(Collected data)
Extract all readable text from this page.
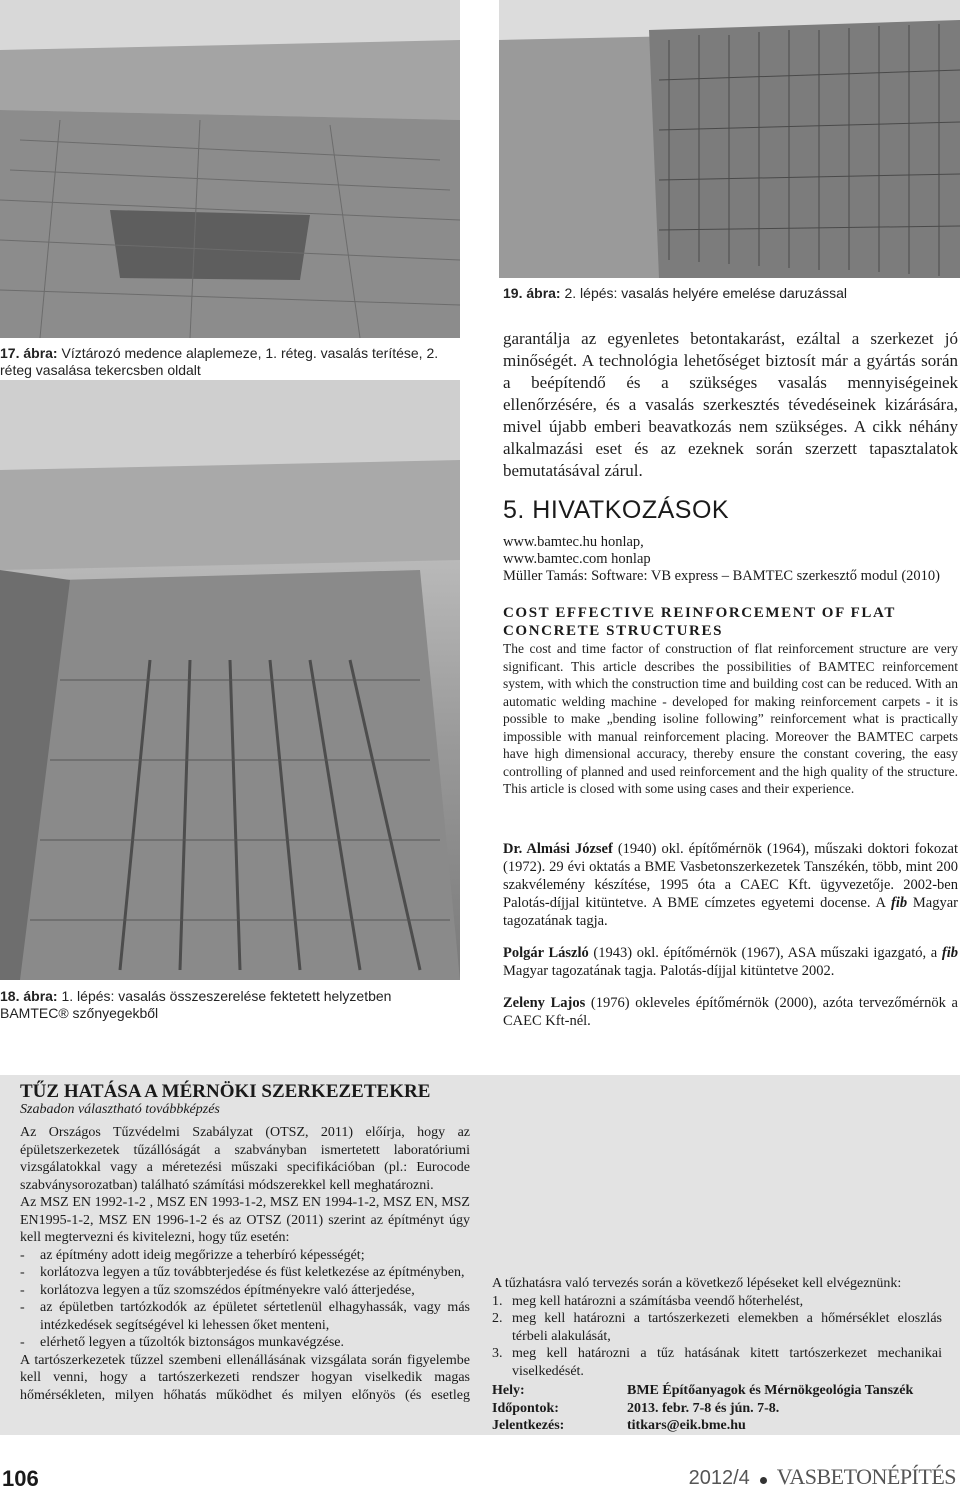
17. ábra: Víztározó medence alaplemeze, 1. réteg. vasalás terítése, 2. réteg vasalása tekercsben oldalt
19. ábra: 2. lépés: vasalás helyére emelése daruzással
18. ábra: 1. lépés: vasalás összeszerelése fektetett helyzetben BAMTEC® szőnyegekből
garantálja az egyenletes betontakarást, ezáltal a szerkezet jó
minőségét. A technológia lehetőséget biztosít már a gyártás során a beépítendő és a szükséges vasalás mennyiségeinek ellenőrzésére, és a vasalás szerkesztés tévedéseinek kizárására, mivel újabb emberi beavatkozás nem szükséges. A cikk néhány alkalmazási eset és az ezeknek során szerzett tapasztalatok bemutatásával zárul.
5. HIVATKOZÁSOK
www.bamtec.hu honlap,
www.bamtec.com honlap
Müller Tamás: Software: VB express – BAMTEC szerkesztő modul (2010)
COST EFFECTIVE REINFORCEMENT OF FLAT CONCRETE STRUCTURES
The cost and time factor of construction of flat reinforcement structure are very significant. This article describes the possibilities of BAMTEC reinforcement system, with which the construction time and building cost can be reduced. With an automatic welding machine - developed for making reinforcement carpets - it is possible to make „bending isoline following” reinforcement what is practically impossible with manual reinforcement placing. Moreover the BAMTEC carpets have high dimensional accuracy, thereby ensure the constant covering, the easy controlling of planned and used reinforcement and the high quality of the structure. This article is closed with some using cases and their experience.
Dr. Almási József (1940) okl. építőmérnök (1964), műszaki doktori fokozat (1972). 29 évi oktatás a BME Vasbetonszerkezetek Tanszékén, több, mint 200 szakvélemény készítése, 1995 óta a CAEC Kft. ügyvezetője. 2002-ben Palotás-díjjal kitüntetve. A BME címzetes egyetemi docense. A fib Magyar tagozatának tagja.
Polgár László (1943) okl. építőmérnök (1967), ASA műszaki igazgató, a fib Magyar tagozatának tagja. Palotás-díjjal kitüntetve 2002.
Zeleny Lajos (1976) okleveles építőmérnök (2000), azóta tervezőmérnök a CAEC Kft-nél.
TŰZ HATÁSA A MÉRNÖKI SZERKEZETEKRE
Szabadon választható továbbképzés
Az Országos Tűzvédelmi Szabályzat (OTSZ, 2011) előírja, hogy az épületszerkezetek tűzállóságát a szabványban ismertetett laboratóriumi vizsgálatokkal vagy a méretezési műszaki specifikációban (pl.: Eurocode szabványsorozatban) található számítási módszerekkel kell meghatározni.
Az MSZ EN 1992-1-2 , MSZ EN 1993-1-2, MSZ EN 1994-1-2, MSZ EN, MSZ EN1995-1-2, MSZ EN 1996-1-2 és az OTSZ (2011) szerint az építményt úgy kell megtervezni és kivitelezni, hogy tűz esetén:
- az építmény adott ideig megőrizze a teherbíró képességét;
- korlátozva legyen a tűz továbbterjedése és füst keletkezése az építményben,
- korlátozva legyen a tűz szomszédos építményekre való átterjedése,
- az épületben tartózkodók az épületet sértetlenül elhagyhassák, vagy más intézkedések segítségével ki lehessen őket menteni,
- elérhető legyen a tűzoltók biztonságos munkavégzése.
A tartószerkezetek tűzzel szembeni ellenállásának vizsgálata során figyelembe kell venni, hogy a tartószerkezeti rendszer hogyan viselkedik magas hőmérsékleten, milyen hőhatás működhet és milyen előnyös (és esetleg
A tűzhatásra való tervezés során a következő lépéseket kell elvégeznünk:
1. meg kell határozni a számításba veendő hőterhelést,
2. meg kell határozni a tartószerkezeti elemekben a hőmérséklet eloszlás térbeli alakulását,
3. meg kell határozni a tűz hatásának kitett tartószerkezet mechanikai viselkedését.
Hely:	BME Építőanyagok és Mérnökgeológia Tanszék
Időpontok:	2013. febr. 7-8 és jún. 7-8.
Jelentkezés:	titkars@eik.bme.hu
106	2012/4 VASBETONÉPÍTÉS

- **What this task involves**: Copy every line from the entries that contains the word "kitüntetve".

- **Written solution**:
Dr. Almási József (1940) okl. építőmérnök (1964), műszaki doktori fokozat (1972). 29 évi oktatás a BME Vasbetonszerkezetek Tanszékén, több, mint 200 szakvélemény készítése, 1995 óta a CAEC Kft. ügyvezetője. 2002-ben Palotás-díjjal kitüntetve. A BME címzetes egyetemi docense. A fib Magyar tagozatának tagja.
Polgár László (1943) okl. építőmérnök (1967), ASA műszaki igazgató, a fib Magyar tagozatának tagja. Palotás-díjjal kitüntetve 2002.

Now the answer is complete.